■ **Data supplied**:
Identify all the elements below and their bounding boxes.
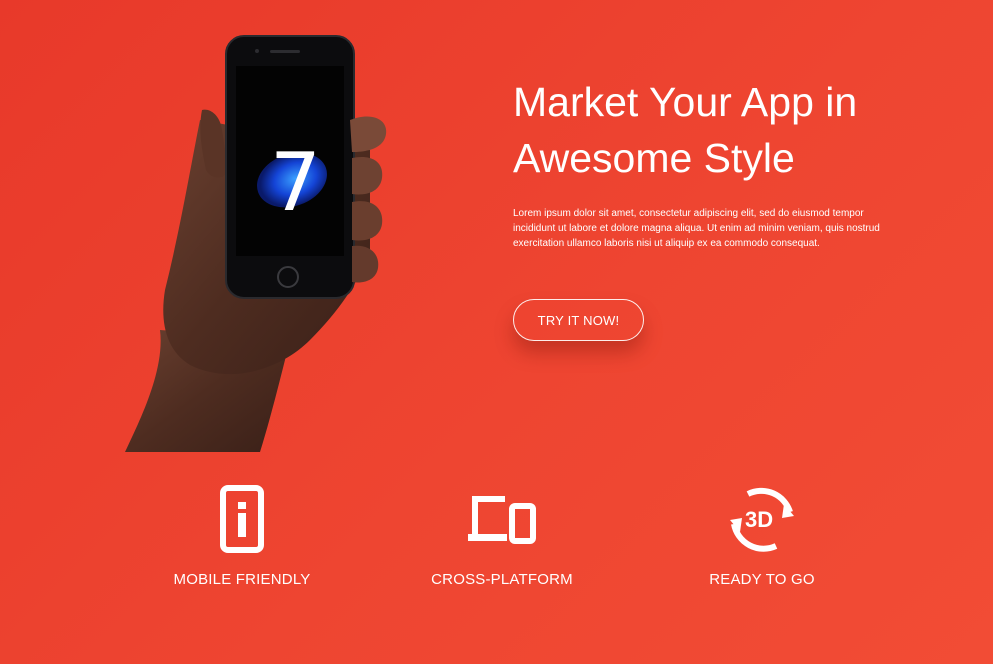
mobile-info-icon [220,485,264,553]
hero-description: Lorem ipsum dolor sit amet, consectetur … [513,208,880,249]
feature-ready-to-go: 3D READY TO GO [652,482,872,588]
feature-label: READY TO GO [709,571,815,588]
hero-heading: Market Your App in Awesome Style [513,74,953,186]
hero-heading-line-1: Market Your App in [513,79,858,125]
feature-label: CROSS-PLATFORM [431,571,573,588]
try-it-now-button[interactable]: TRY IT NOW! [513,299,644,341]
hand-holding-phone-image: 7 [125,35,387,452]
phone-screen-digit: 7 [270,136,321,229]
feature-cross-platform: CROSS-PLATFORM [392,482,612,588]
rotate-3d-icon: 3D [730,487,794,552]
feature-label: MOBILE FRIENDLY [173,571,311,588]
cross-platform-devices-icon [468,496,536,544]
hero-heading-line-2: Awesome Style [513,135,795,181]
feature-mobile-friendly: MOBILE FRIENDLY [132,482,352,588]
3d-icon-text: 3D [745,507,773,532]
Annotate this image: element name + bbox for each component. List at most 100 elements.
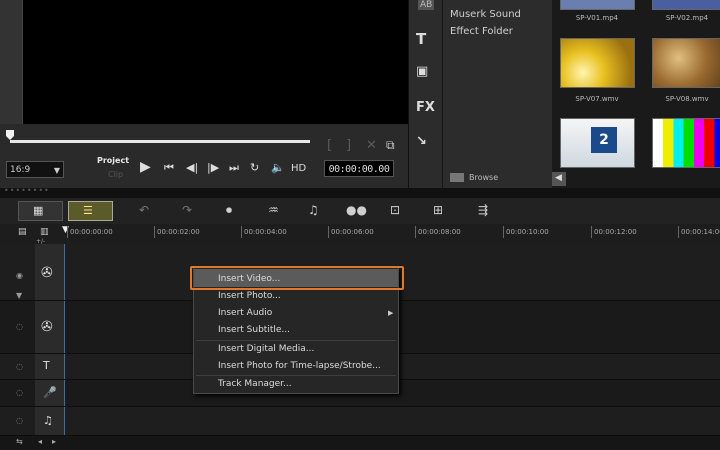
music-track-header[interactable]: ♫ [35,407,65,435]
grip-icon: •••••••• [4,186,50,195]
track-view-icon[interactable]: ▤ [18,227,27,237]
ripple-icon[interactable]: ▥ [40,227,49,237]
end-icon[interactable]: ⏭ [229,161,239,175]
play-icon[interactable]: ▶ [140,159,151,175]
voice-track-header[interactable]: 🎤 [35,380,65,406]
menu-item-insert-digital-media[interactable]: Insert Digital Media... [218,344,314,354]
thumbnail-label: SP-V02.mp4 [665,14,709,22]
scrubber-track[interactable] [10,140,310,143]
film-reel-icon: ✇ [41,319,53,335]
library-folder-item[interactable]: Muserk Sound Effect Folder [450,6,550,40]
filter-fx-icon[interactable]: FX [416,100,435,115]
undo-icon[interactable]: ↶ [139,203,149,217]
panel-splitter[interactable]: •••••••• [0,186,720,198]
thumbnail-sp-v02[interactable] [652,0,720,10]
scroll-right-icon[interactable]: ▸ [52,437,56,446]
browse-icon [450,173,464,182]
menu-item-insert-photo-timelapse[interactable]: Insert Photo for Time-lapse/Strobe... [218,361,381,371]
title-track-header[interactable]: T [35,354,65,379]
hd-toggle[interactable]: HD [291,163,306,174]
music-track[interactable]: ♫ ◌ [0,407,720,436]
video-track-header[interactable]: ✇ [35,244,65,300]
ruler-tick: 00:00:02:00 [154,226,200,238]
subtitle-editor-icon[interactable]: ⊡ [390,203,400,217]
timeline-icon: ☰ [83,204,93,217]
track-visibility-icon[interactable]: ◉ [16,271,23,280]
graphic-icon[interactable]: ▣ [416,64,428,79]
sound-mixer-icon[interactable]: ♒ [268,203,279,217]
path-icon[interactable]: ↘ [416,134,427,149]
submenu-arrow-icon: ▶ [388,309,394,317]
chevron-down-icon: ▼ [53,166,60,175]
speed-icon[interactable]: ⇶ [478,203,488,217]
thumbnail-color-bars[interactable] [652,118,720,168]
fit-icon[interactable]: ⇆ [16,437,23,446]
highlight-box [190,266,404,290]
thumbnail-sp-v08[interactable] [652,38,720,88]
microphone-icon: 🎤 [43,386,57,399]
preview-side-bar [0,0,22,124]
menu-item-insert-audio[interactable]: Insert Audio [218,308,272,318]
title-icon[interactable]: T [416,30,426,48]
music-note-icon: ♫ [43,414,53,427]
storyboard-view-button[interactable]: ▦ [18,201,63,221]
home-icon[interactable]: ⏮ [164,161,174,175]
record-capture-icon[interactable]: ⏺ [226,203,232,218]
timeline-view-button[interactable]: ☰ [68,201,113,221]
title-icon: T [43,359,50,372]
next-frame-icon[interactable]: |▶ [207,161,219,174]
browse-button[interactable]: Browse [450,173,498,182]
menu-item-insert-photo[interactable]: Insert Photo... [218,291,281,301]
menu-separator [196,375,396,376]
timeline-scrollbar[interactable]: ⇆ ◂ ▸ [0,436,720,450]
ruler-tick: 00:00:10:00 [503,226,549,238]
track-visibility-icon[interactable]: ◌ [16,416,23,425]
thumbnail-sp-v01[interactable] [560,0,635,10]
menu-separator [196,340,396,341]
mode-project[interactable]: Project [97,156,129,165]
thumbnail-countdown[interactable]: 2 [560,118,635,168]
library-scroll-left[interactable]: ◀ [552,172,566,186]
mark-out-icon[interactable]: ] [346,138,351,153]
multi-trim-icon[interactable]: ⊞ [433,203,443,217]
aspect-ratio-value: 16:9 [10,165,31,175]
thumbnail-label: SP-V07.wmv [575,95,619,103]
ruler-tick: 00:00:06:00 [328,226,374,238]
film-reel-icon: ✇ [41,265,53,281]
overlay-track-header[interactable]: ✇ [35,301,65,353]
transition-icon[interactable]: AB [418,0,435,10]
ruler-tick: 00:00:12:00 [591,226,637,238]
storyboard-icon: ▦ [33,204,44,217]
scroll-left-icon[interactable]: ◂ [38,437,42,446]
thumbnail-sp-v07[interactable] [560,38,635,88]
ruler-tick: 00:00:00:00 [67,226,113,238]
track-visibility-icon[interactable]: ◌ [16,388,23,397]
menu-item-insert-subtitle[interactable]: Insert Subtitle... [218,325,290,335]
track-visibility-icon[interactable]: ◌ [16,322,23,331]
expand-track-icon[interactable]: ▼ [16,291,22,300]
library-toolbar [408,0,443,188]
mode-clip[interactable]: Clip [108,170,123,179]
previous-frame-icon[interactable]: ◀| [186,161,198,174]
aspect-ratio-select[interactable]: 16:9 ▼ [6,161,64,178]
thumbnail-label: SP-V01.mp4 [575,14,619,22]
menu-item-track-manager[interactable]: Track Manager... [218,379,292,389]
mark-in-icon[interactable]: [ [327,138,332,153]
ruler-tick: 00:00:08:00 [415,226,461,238]
library-thumbnails: SP-V01.mp4 SP-V02.mp4 SP-V07.wmv SP-V08.… [552,0,720,188]
timecode-display[interactable]: 00:00:00.00 [324,160,394,177]
ruler-tick: 00:00:04:00 [241,226,287,238]
ruler-tick: 00:00:14:00 [678,226,720,238]
split-clip-icon[interactable]: ✕ [366,138,377,153]
redo-icon[interactable]: ↷ [182,203,192,217]
countdown-number: 2 [591,127,617,153]
preview-screen [22,0,409,124]
repeat-icon[interactable]: ↻ [250,161,259,174]
chevron-left-icon: ◀ [555,173,562,183]
thumbnail-label: SP-V08.wmv [665,95,709,103]
motion-tracking-icon[interactable]: ●● [346,203,367,217]
volume-icon[interactable]: 🔈 [271,161,285,174]
copy-icon[interactable]: ⧉ [386,138,395,153]
track-visibility-icon[interactable]: ◌ [16,362,23,371]
auto-music-icon[interactable]: ♫ [308,203,319,217]
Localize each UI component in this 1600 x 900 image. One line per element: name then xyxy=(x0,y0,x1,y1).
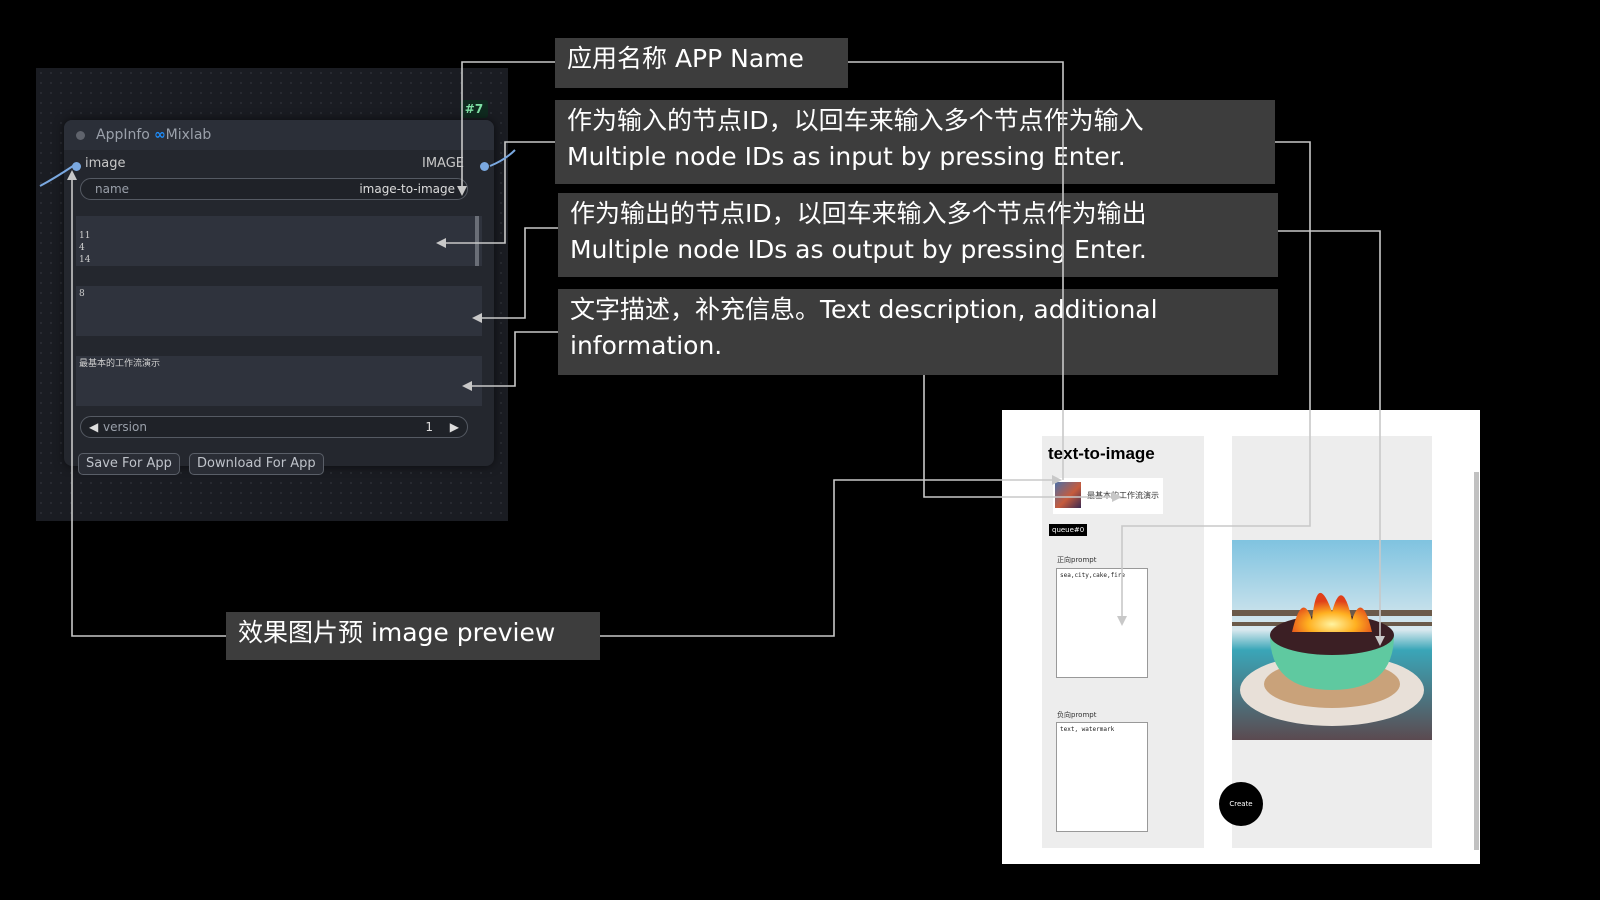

■ **Problem to work on**: Quote every line of the items above word for word, leaving out the pictures.

■ **Exercise result**:
Identify all the elements below and their bounding boxes.
mobile-info-icon [220,485,264,553]
hero-description: Lorem ipsum dolor sit amet, consectetur … [513,208,880,249]
feature-ready-to-go: 3D READY TO GO [652,482,872,588]
feature-label: READY TO GO [709,571,815,588]
hero-heading: Market Your App in Awesome Style [513,74,953,186]
hero-heading-line-1: Market Your App in [513,79,858,125]
feature-label: CROSS-PLATFORM [431,571,573,588]
try-it-now-button[interactable]: TRY IT NOW! [513,299,644,341]
hand-holding-phone-image: 7 [125,35,387,452]
phone-screen-digit: 7 [270,136,321,229]
feature-cross-platform: CROSS-PLATFORM [392,482,612,588]
rotate-3d-icon: 3D [730,487,794,552]
feature-label: MOBILE FRIENDLY [173,571,311,588]
cross-platform-devices-icon [468,496,536,544]
hero-heading-line-2: Awesome Style [513,135,795,181]
feature-mobile-friendly: MOBILE FRIENDLY [132,482,352,588]
3d-icon-text: 3D [745,507,773,532]
Annotate this image: element name + bbox for each component. List at most 100 elements.
music-track-header[interactable]: ♫ [35,407,65,435]
grip-icon: •••••••• [4,186,50,195]
track-view-icon[interactable]: ▤ [18,227,27,237]
ripple-icon[interactable]: ▥ [40,227,49,237]
end-icon[interactable]: ⏭ [229,161,239,175]
play-icon[interactable]: ▶ [140,159,151,175]
voice-track-header[interactable]: 🎤 [35,380,65,406]
menu-item-insert-digital-media[interactable]: Insert Digital Media... [218,344,314,354]
thumbnail-label: SP-V02.mp4 [665,14,709,22]
scrubber-track[interactable] [10,140,310,143]
film-reel-icon: ✇ [41,319,53,335]
library-folder-item[interactable]: Muserk Sound Effect Folder [450,6,550,40]
filter-fx-icon[interactable]: FX [416,100,435,115]
undo-icon[interactable]: ↶ [139,203,149,217]
panel-splitter[interactable]: •••••••• [0,186,720,198]
thumbnail-sp-v02[interactable] [652,0,720,10]
scroll-right-icon[interactable]: ▸ [52,437,56,446]
browse-icon [450,173,464,182]
menu-item-insert-photo-timelapse[interactable]: Insert Photo for Time-lapse/Strobe... [218,361,381,371]
title-track-header[interactable]: T [35,354,65,379]
hd-toggle[interactable]: HD [291,163,306,174]
music-track[interactable]: ♫ ◌ [0,407,720,436]
video-track-header[interactable]: ✇ [35,244,65,300]
ruler-tick: 00:00:02:00 [154,226,200,238]
subtitle-editor-icon[interactable]: ⊡ [390,203,400,217]
timeline-icon: ☰ [83,204,93,217]
track-visibility-icon[interactable]: ◉ [16,271,23,280]
graphic-icon[interactable]: ▣ [416,64,428,79]
sound-mixer-icon[interactable]: ♒ [268,203,279,217]
path-icon[interactable]: ↘ [416,134,427,149]
submenu-arrow-icon: ▶ [388,309,394,317]
chevron-down-icon: ▼ [53,166,60,175]
speed-icon[interactable]: ⇶ [478,203,488,217]
thumbnail-color-bars[interactable] [652,118,720,168]
fit-icon[interactable]: ⇆ [16,437,23,446]
highlight-box [190,266,404,290]
thumbnail-sp-v08[interactable] [652,38,720,88]
microphone-icon: 🎤 [43,386,57,399]
preview-side-bar [0,0,22,124]
menu-item-insert-audio[interactable]: Insert Audio [218,308,272,318]
title-icon[interactable]: T [416,30,426,48]
music-note-icon: ♫ [43,414,53,427]
storyboard-view-button[interactable]: ▦ [18,201,63,221]
home-icon[interactable]: ⏮ [164,161,174,175]
record-capture-icon[interactable]: ⏺ [226,203,232,218]
timeline-view-button[interactable]: ☰ [68,201,113,221]
title-icon: T [43,359,50,372]
next-frame-icon[interactable]: |▶ [207,161,219,174]
browse-button[interactable]: Browse [450,173,498,182]
menu-item-insert-photo[interactable]: Insert Photo... [218,291,281,301]
menu-separator [196,375,396,376]
timeline-scrollbar[interactable]: ⇆ ◂ ▸ [0,436,720,450]
ruler-tick: 00:00:10:00 [503,226,549,238]
track-visibility-icon[interactable]: ◌ [16,416,23,425]
thumbnail-sp-v01[interactable] [560,0,635,10]
menu-separator [196,340,396,341]
mode-project[interactable]: Project [97,156,129,165]
thumbnail-countdown[interactable]: 2 [560,118,635,168]
library-scroll-left[interactable]: ◀ [552,172,566,186]
mark-out-icon[interactable]: ] [346,138,351,153]
multi-trim-icon[interactable]: ⊞ [433,203,443,217]
aspect-ratio-value: 16:9 [10,165,31,175]
thumbnail-label: SP-V07.wmv [575,95,619,103]
ruler-tick: 00:00:06:00 [328,226,374,238]
film-reel-icon: ✇ [41,265,53,281]
overlay-track-header[interactable]: ✇ [35,301,65,353]
transition-icon[interactable]: AB [418,0,435,10]
ruler-tick: 00:00:12:00 [591,226,637,238]
storyboard-icon: ▦ [33,204,44,217]
scroll-left-icon[interactable]: ◂ [38,437,42,446]
thumbnail-sp-v07[interactable] [560,38,635,88]
ruler-tick: 00:00:00:00 [67,226,113,238]
track-visibility-icon[interactable]: ◌ [16,388,23,397]
menu-item-insert-subtitle[interactable]: Insert Subtitle... [218,325,290,335]
track-visibility-icon[interactable]: ◌ [16,322,23,331]
expand-track-icon[interactable]: ▼ [16,291,22,300]
library-toolbar [408,0,443,188]
mode-clip[interactable]: Clip [108,170,123,179]
previous-frame-icon[interactable]: ◀| [186,161,198,174]
aspect-ratio-select[interactable]: 16:9 ▼ [6,161,64,178]
thumbnail-label: SP-V01.mp4 [575,14,619,22]
menu-item-track-manager[interactable]: Track Manager... [218,379,292,389]
mark-in-icon[interactable]: [ [327,138,332,153]
ruler-tick: 00:00:08:00 [415,226,461,238]
library-thumbnails: SP-V01.mp4 SP-V02.mp4 SP-V07.wmv SP-V08.… [552,0,720,188]
timecode-display[interactable]: 00:00:00.00 [324,160,394,177]
ruler-tick: 00:00:04:00 [241,226,287,238]
ruler-tick: 00:00:14:00 [678,226,720,238]
split-clip-icon[interactable]: ✕ [366,138,377,153]
redo-icon[interactable]: ↷ [182,203,192,217]
countdown-number: 2 [591,127,617,153]
preview-screen [22,0,409,124]
repeat-icon[interactable]: ↻ [250,161,259,174]
chevron-left-icon: ◀ [555,173,562,183]
thumbnail-label: SP-V08.wmv [665,95,709,103]
motion-tracking-icon[interactable]: ●● [346,203,367,217]
volume-icon[interactable]: 🔈 [271,161,285,174]
copy-icon[interactable]: ⧉ [386,138,395,153]
track-visibility-icon[interactable]: ◌ [16,362,23,371]
auto-music-icon[interactable]: ♫ [308,203,319,217]
Localize each UI component in this 1600 x 900 image. One line per element: name then xyxy=(x0,y0,x1,y1).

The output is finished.